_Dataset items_
★ ★ ★ ★
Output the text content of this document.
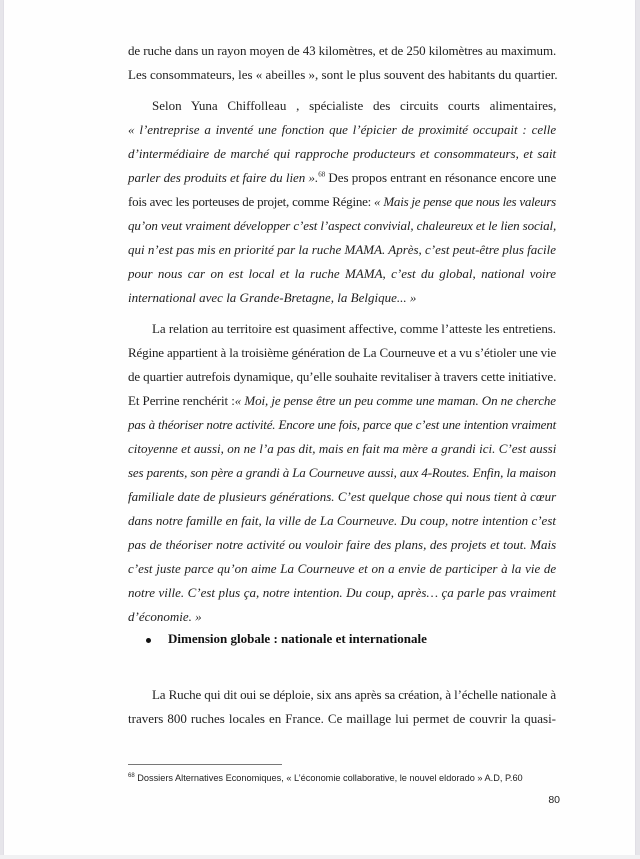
de ruche dans un rayon moyen de 43 kilomètres, et de 250 kilomètres au maximum.
Les consommateurs, les « abeilles », sont le plus souvent des habitants du quartier.
Selon Yuna Chiffolleau , spécialiste des circuits courts alimentaires,
« l’entreprise a inventé une fonction que l’épicier de proximité occupait : celle
d’intermédiaire de marché qui rapproche producteurs et consommateurs, et sait
parler des produits et faire du lien ».$^{68}$ Des propos entrant en résonance encore une
fois avec les porteuses de projet, comme Régine: « Mais je pense que nous les valeurs
qu’on veut vraiment développer c’est l’aspect convivial, chaleureux et le lien social,
qui n’est pas mis en priorité par la ruche MAMA. Après, c’est peut-être plus facile
pour nous car on est local et la ruche MAMA, c’est du global, national voire
international avec la Grande-Bretagne, la Belgique... »
La relation au territoire est quasiment affective, comme l’atteste les entretiens.
Régine appartient à la troisième génération de La Courneuve et a vu s’étioler une vie
de quartier autrefois dynamique, qu’elle souhaite revitaliser à travers cette initiative.
Et Perrine renchérit :« Moi, je pense être un peu comme une maman. On ne cherche
pas à théoriser notre activité. Encore une fois, parce que c’est une intention vraiment
citoyenne et aussi, on ne l’a pas dit, mais en fait ma mère a grandi ici. C’est aussi
ses parents, son père a grandi à La Courneuve aussi, aux 4-Routes. Enfin, la maison
familiale date de plusieurs générations. C’est quelque chose qui nous tient à cœur
dans notre famille en fait, la ville de La Courneuve. Du coup, notre intention c’est
pas de théoriser notre activité ou vouloir faire des plans, des projets et tout. Mais
c’est juste parce qu’on aime La Courneuve et on a envie de participer à la vie de
notre ville. C’est plus ça, notre intention. Du coup, après… ça parle pas vraiment
d’économie. »
Dimension globale : nationale et internationale
La Ruche qui dit oui se déploie, six ans après sa création, à l’échelle nationale à
travers 800 ruches locales en France. Ce maillage lui permet de couvrir la quasi-
$^{68}$ Dossiers Alternatives Economiques, « L’économie collaborative, le nouvel eldorado » A.D, P.60
80
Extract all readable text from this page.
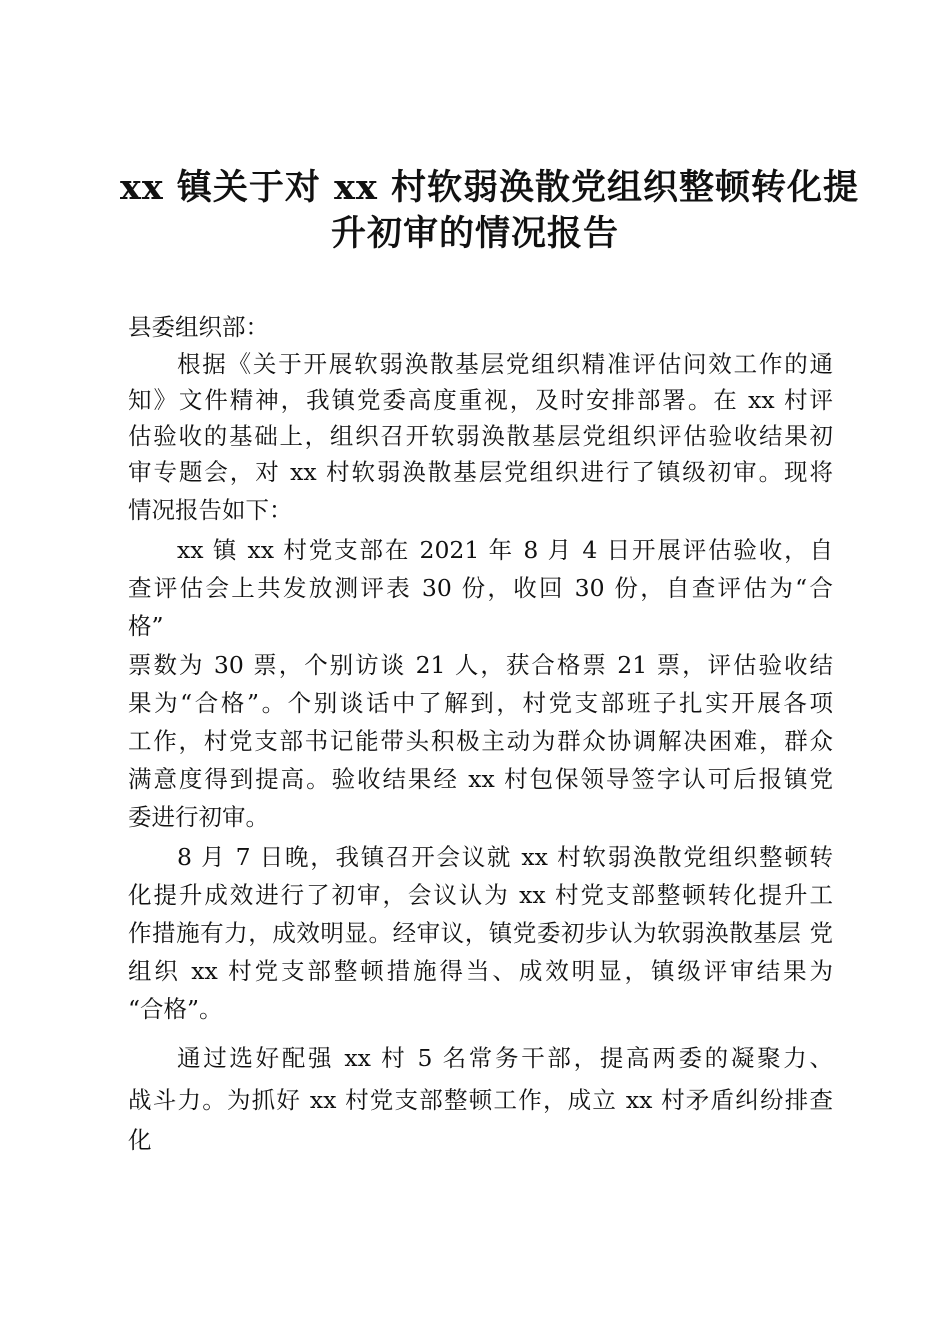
xx 镇关于对 xx 村软弱涣散党组织整顿转化提
升初审的情况报告
县委组织部：
根据《关于开展软弱涣散基层党组织精准评估问效工作的通
知》文件精神，我镇党委高度重视，及时安排部署。在 xx 村评
估验收的基础上，组织召开软弱涣散基层党组织评估验收结果初
审专题会，对 xx 村软弱涣散基层党组织进行了镇级初审。现将
情况报告如下：
xx 镇 xx 村党支部在 2021 年 8 月 4 日开展评估验收，自
查评估会上共发放测评表 30 份，收回 30 份，自查评估为“合
格”
票数为 30 票，个别访谈 21 人，获合格票 21 票，评估验收结
果为“合格”。个别谈话中了解到，村党支部班子扎实开展各项
工作，村党支部书记能带头积极主动为群众协调解决困难，群众
满意度得到提高。验收结果经 xx 村包保领导签字认可后报镇党
委进行初审。
8 月 7 日晚，我镇召开会议就 xx 村软弱涣散党组织整顿转
化提升成效进行了初审，会议认为 xx 村党支部整顿转化提升工
作措施有力，成效明显。经审议，镇党委初步认为软弱涣散基层 党
组织 xx 村党支部整顿措施得当、成效明显，镇级评审结果为
“合格”。
通过选好配强 xx 村 5 名常务干部，提高两委的凝聚力、
战斗力。为抓好 xx 村党支部整顿工作，成立 xx 村矛盾纠纷排查
化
★ ★ ★ ★
_To be done_
In the records above, how many lines contain the string "lien"? State that number only.

_Response_
2